= AIM OF THE TASK =
In the entries below, find the lines that contain the word "name" and copy them.

Figure record listings:
· · · ·
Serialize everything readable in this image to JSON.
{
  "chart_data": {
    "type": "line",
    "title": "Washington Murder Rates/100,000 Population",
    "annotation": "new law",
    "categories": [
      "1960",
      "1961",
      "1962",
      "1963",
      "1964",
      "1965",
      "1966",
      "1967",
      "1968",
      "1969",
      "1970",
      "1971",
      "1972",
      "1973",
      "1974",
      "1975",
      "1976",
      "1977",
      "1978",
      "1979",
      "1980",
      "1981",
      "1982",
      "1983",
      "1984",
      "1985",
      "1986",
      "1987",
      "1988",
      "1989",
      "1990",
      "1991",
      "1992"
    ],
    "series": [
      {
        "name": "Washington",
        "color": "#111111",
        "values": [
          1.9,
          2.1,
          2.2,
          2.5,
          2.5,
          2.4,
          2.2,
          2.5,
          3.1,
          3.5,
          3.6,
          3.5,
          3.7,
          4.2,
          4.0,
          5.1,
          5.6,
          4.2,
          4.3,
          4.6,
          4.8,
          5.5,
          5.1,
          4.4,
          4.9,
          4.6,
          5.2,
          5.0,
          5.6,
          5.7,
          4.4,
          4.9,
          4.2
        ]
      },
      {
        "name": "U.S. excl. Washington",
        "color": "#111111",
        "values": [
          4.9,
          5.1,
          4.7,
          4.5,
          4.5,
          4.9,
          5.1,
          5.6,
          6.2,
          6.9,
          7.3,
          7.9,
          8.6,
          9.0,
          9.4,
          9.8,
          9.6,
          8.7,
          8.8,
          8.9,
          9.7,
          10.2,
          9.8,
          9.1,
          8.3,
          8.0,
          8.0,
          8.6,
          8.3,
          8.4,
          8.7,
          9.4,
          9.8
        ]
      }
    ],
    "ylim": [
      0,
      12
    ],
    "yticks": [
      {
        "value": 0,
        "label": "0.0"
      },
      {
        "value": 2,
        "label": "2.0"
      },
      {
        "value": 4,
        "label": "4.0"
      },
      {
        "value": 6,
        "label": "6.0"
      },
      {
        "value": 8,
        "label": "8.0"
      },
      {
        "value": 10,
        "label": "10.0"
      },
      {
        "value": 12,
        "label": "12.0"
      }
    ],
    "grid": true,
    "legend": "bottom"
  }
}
· · · ·
= EXERCISE RESPONSE =
        "name": "Washington",
        "name": "U.S. excl. Washington",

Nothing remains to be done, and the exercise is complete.